* Start MATERIAL PROVIDED *

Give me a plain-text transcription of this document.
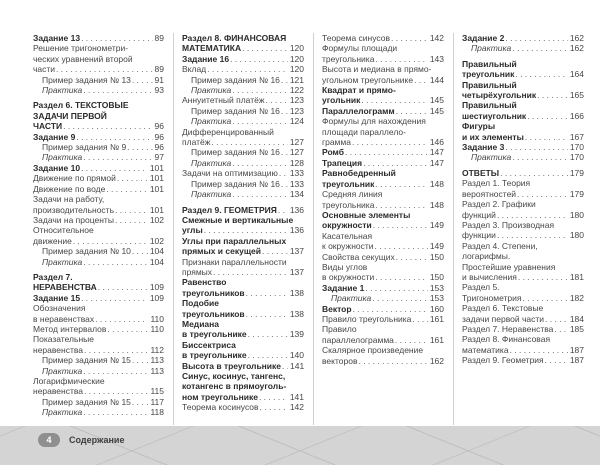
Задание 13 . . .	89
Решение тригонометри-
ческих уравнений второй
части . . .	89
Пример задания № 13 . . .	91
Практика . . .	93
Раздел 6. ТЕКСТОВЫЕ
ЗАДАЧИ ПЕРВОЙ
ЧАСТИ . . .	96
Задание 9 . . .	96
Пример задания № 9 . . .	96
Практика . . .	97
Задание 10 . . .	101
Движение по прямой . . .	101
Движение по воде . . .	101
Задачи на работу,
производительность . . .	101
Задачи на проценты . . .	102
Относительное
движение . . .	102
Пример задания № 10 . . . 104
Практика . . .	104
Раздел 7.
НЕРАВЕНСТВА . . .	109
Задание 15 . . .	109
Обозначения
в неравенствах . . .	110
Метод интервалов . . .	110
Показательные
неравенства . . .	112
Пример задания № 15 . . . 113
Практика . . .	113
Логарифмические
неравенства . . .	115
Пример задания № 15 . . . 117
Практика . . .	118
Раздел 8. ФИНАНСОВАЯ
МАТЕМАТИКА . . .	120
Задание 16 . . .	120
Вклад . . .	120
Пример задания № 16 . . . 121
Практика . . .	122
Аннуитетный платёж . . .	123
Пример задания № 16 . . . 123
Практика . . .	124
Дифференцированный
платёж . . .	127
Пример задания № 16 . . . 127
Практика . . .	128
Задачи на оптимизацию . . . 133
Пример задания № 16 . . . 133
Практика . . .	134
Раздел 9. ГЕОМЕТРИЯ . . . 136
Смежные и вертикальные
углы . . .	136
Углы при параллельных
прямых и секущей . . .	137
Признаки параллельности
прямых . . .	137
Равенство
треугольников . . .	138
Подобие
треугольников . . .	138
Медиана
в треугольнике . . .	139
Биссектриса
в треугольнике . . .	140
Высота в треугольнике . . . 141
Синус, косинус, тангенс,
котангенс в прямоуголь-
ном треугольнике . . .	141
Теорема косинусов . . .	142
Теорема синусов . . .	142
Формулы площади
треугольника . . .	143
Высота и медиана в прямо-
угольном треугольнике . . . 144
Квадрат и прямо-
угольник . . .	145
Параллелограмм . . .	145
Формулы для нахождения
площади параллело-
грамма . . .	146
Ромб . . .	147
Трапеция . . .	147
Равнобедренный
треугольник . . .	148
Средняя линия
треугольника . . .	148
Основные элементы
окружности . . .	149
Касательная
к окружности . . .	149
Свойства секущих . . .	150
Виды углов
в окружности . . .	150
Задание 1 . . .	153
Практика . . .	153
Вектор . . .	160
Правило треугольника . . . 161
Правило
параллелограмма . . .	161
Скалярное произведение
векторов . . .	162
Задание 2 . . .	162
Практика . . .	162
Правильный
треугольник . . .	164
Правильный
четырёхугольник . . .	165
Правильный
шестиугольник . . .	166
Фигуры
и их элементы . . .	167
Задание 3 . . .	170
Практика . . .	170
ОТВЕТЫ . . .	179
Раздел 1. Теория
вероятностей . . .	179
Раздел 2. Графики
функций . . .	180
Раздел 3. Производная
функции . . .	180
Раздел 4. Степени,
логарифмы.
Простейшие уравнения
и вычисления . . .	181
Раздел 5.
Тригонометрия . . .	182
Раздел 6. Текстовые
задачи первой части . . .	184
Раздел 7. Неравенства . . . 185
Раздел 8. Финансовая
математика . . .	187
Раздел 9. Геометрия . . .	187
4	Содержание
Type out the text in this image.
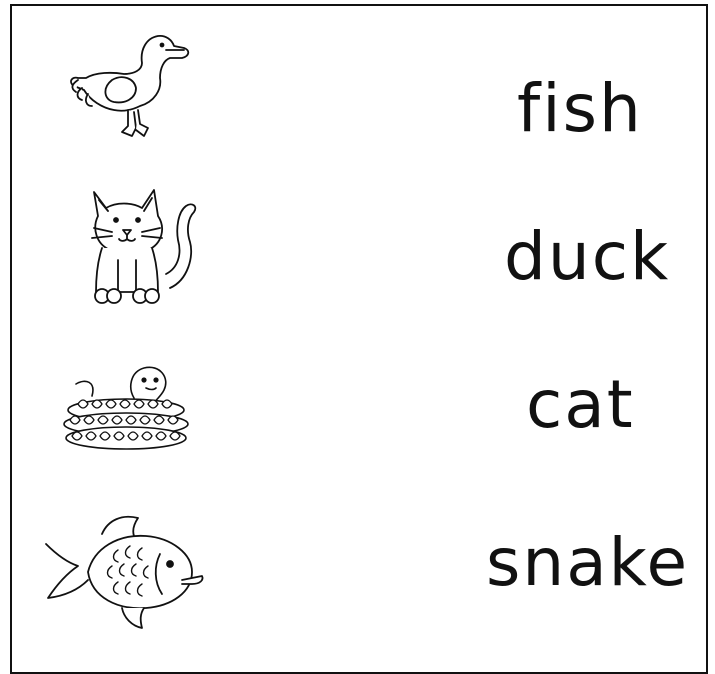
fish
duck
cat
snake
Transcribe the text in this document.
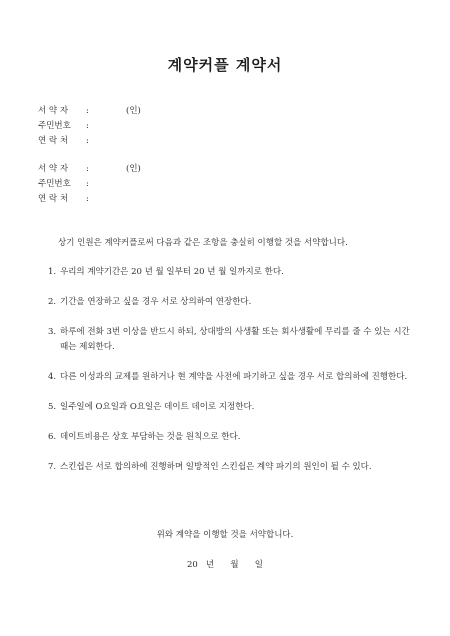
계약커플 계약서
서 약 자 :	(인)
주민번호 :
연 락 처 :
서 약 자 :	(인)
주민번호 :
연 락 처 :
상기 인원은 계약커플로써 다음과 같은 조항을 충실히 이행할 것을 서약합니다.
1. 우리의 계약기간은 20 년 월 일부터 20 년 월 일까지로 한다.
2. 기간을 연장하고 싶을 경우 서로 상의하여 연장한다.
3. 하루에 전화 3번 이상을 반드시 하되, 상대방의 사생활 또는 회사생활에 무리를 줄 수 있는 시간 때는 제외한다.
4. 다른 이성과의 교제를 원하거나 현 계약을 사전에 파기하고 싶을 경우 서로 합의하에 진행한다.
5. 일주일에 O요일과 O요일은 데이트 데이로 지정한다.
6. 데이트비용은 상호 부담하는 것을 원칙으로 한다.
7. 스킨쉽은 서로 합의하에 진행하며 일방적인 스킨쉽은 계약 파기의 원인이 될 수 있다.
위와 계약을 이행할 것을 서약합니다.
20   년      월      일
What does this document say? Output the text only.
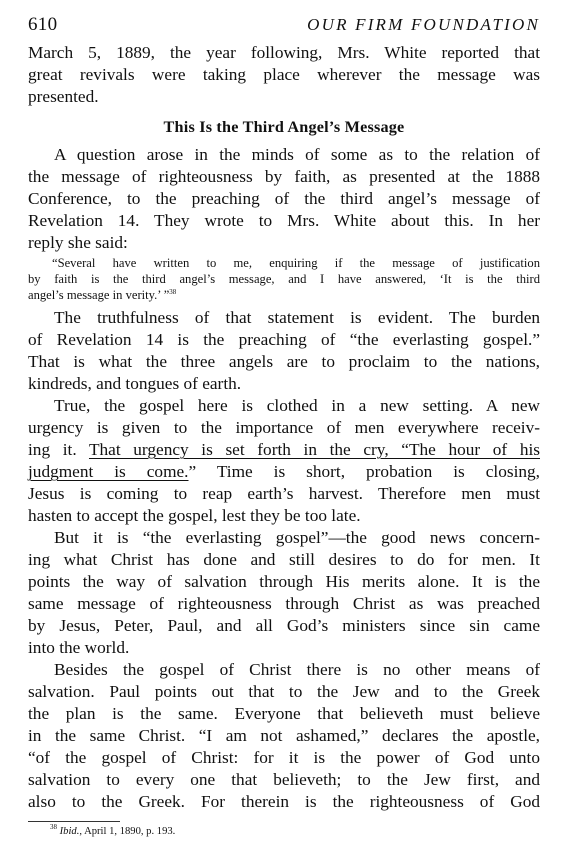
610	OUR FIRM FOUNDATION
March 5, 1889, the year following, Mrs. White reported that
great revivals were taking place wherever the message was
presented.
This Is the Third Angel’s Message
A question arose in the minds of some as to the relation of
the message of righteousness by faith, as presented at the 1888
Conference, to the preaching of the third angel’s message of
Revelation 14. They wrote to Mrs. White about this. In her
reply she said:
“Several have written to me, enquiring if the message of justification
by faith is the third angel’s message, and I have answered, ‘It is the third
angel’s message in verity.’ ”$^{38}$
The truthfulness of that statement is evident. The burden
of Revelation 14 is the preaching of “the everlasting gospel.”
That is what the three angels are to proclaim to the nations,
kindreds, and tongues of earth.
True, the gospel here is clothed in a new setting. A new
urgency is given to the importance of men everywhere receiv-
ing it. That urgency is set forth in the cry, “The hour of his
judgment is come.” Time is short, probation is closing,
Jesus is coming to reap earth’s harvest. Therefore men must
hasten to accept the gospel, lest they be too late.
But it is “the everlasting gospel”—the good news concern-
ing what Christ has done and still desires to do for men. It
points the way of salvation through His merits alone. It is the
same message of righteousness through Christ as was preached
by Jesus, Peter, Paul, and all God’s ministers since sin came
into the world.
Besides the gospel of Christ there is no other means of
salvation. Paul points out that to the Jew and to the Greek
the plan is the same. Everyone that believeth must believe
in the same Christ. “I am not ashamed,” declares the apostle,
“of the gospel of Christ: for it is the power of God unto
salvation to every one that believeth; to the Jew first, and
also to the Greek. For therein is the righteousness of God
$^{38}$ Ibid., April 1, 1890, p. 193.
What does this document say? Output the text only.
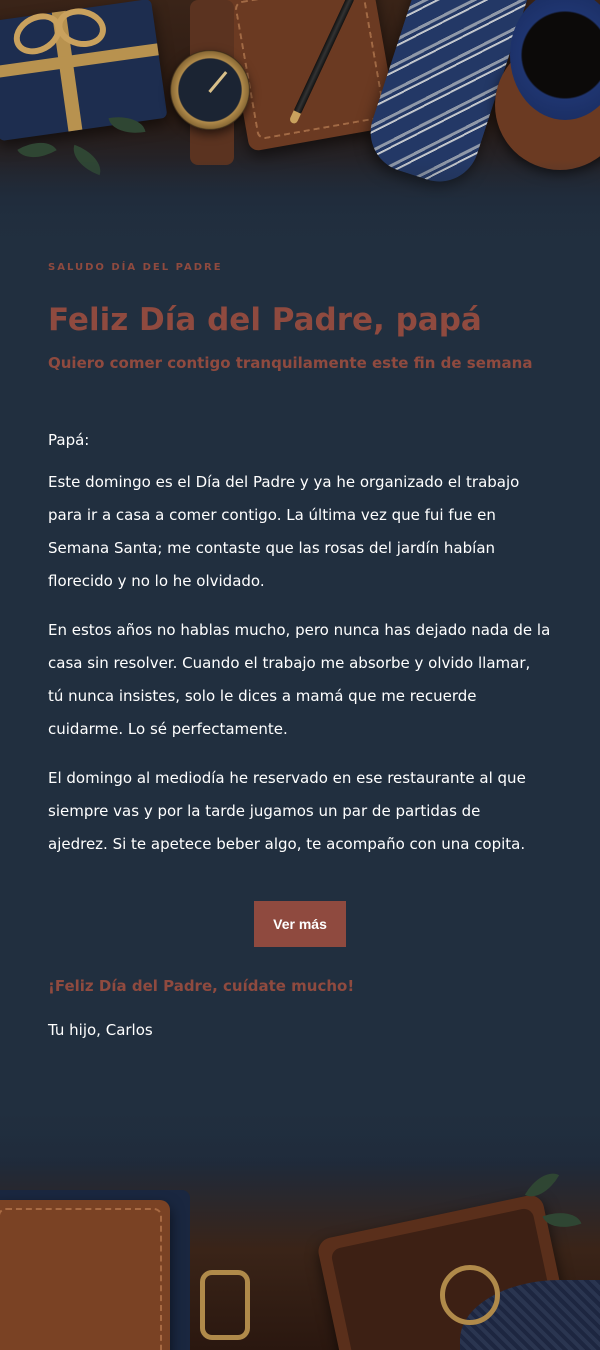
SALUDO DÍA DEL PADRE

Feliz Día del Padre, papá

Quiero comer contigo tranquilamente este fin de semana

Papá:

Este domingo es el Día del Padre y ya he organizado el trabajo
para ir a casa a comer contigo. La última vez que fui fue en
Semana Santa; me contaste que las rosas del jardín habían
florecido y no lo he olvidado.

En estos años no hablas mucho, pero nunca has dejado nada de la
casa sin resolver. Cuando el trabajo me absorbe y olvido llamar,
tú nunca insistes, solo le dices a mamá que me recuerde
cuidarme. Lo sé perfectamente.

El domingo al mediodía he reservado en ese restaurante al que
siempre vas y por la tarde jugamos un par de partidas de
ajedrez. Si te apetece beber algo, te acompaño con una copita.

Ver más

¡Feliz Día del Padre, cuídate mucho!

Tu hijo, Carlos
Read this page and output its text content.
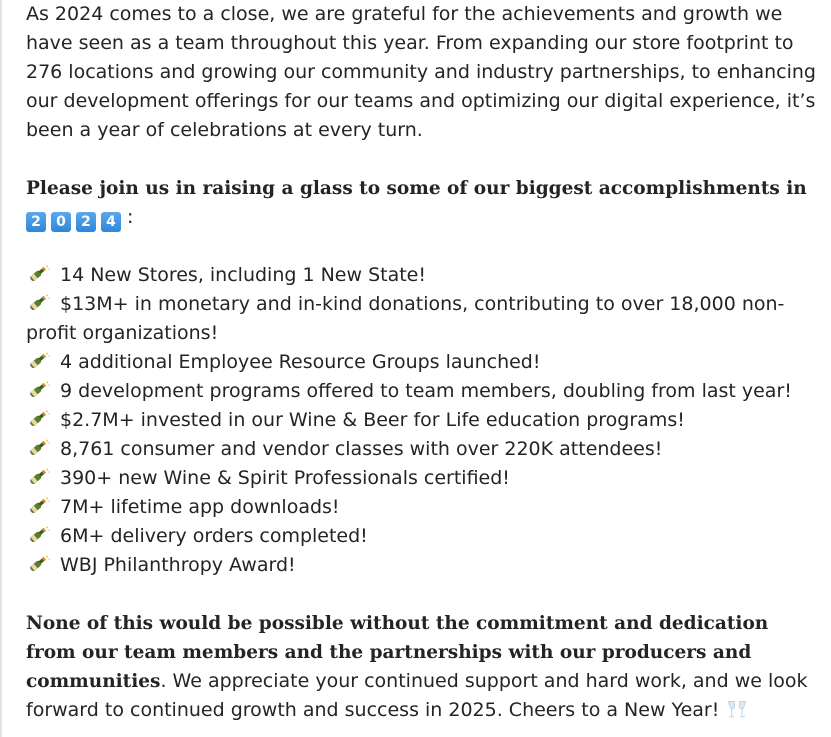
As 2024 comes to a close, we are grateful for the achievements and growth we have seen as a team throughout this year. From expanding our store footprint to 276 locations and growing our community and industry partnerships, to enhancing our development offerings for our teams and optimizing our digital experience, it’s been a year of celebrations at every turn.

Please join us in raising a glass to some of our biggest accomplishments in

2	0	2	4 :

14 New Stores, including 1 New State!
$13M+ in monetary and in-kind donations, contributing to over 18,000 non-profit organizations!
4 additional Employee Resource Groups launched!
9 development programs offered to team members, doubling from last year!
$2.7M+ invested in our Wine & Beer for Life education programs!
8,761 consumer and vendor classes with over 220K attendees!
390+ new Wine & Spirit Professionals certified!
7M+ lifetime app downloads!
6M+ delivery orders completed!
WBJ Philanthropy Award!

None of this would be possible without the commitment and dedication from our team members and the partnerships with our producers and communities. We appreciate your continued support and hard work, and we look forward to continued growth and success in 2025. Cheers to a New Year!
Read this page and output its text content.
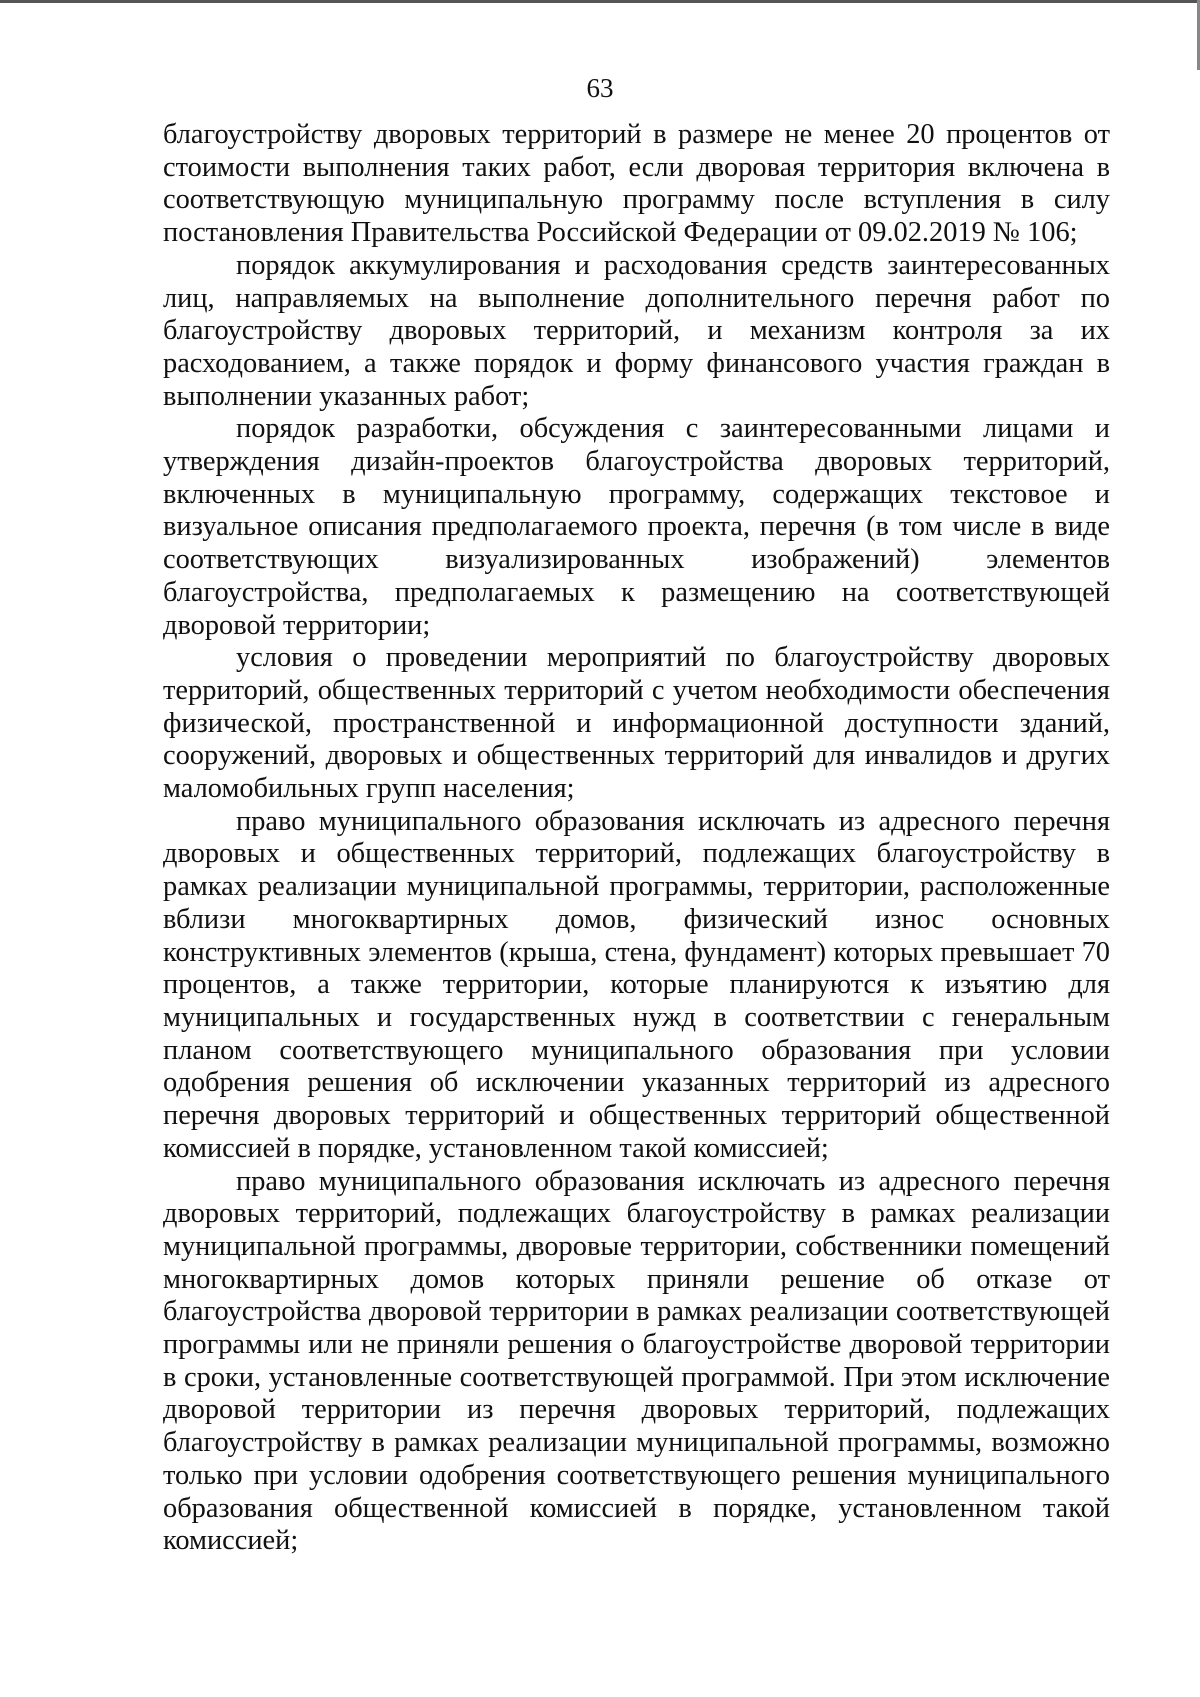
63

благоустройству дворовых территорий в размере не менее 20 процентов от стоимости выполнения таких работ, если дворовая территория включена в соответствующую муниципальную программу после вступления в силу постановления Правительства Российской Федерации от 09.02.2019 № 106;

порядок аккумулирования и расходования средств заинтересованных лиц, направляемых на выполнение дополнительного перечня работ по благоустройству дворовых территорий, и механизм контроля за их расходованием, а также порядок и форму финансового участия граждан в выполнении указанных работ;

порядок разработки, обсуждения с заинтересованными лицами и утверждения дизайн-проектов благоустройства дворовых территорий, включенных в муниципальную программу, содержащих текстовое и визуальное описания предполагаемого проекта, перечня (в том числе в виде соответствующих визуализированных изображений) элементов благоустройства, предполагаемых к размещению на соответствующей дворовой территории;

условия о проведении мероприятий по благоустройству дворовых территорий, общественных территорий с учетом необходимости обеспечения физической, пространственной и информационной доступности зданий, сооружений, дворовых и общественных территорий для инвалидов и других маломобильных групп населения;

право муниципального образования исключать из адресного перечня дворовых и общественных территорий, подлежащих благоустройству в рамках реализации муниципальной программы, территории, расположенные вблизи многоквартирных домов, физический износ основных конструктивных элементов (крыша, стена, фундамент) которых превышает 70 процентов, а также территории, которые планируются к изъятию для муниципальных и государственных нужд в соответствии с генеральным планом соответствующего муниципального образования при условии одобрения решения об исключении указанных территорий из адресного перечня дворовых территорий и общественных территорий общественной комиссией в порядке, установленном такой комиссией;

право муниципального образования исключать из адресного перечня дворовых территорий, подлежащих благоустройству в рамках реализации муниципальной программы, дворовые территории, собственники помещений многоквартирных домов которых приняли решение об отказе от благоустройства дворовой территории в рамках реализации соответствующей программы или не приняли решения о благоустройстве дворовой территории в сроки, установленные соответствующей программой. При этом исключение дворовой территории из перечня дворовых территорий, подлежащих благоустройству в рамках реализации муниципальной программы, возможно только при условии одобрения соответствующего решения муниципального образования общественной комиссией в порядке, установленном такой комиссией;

* End MATERIAL PROVIDED *

▸ **AIM OF THE EXERCISE**: In the records above, locate each line with the word "presented". Copy all such lines.

▸ **TASK RESPONSE**:
presented.
the message of righteousness by faith, as presented at the 1888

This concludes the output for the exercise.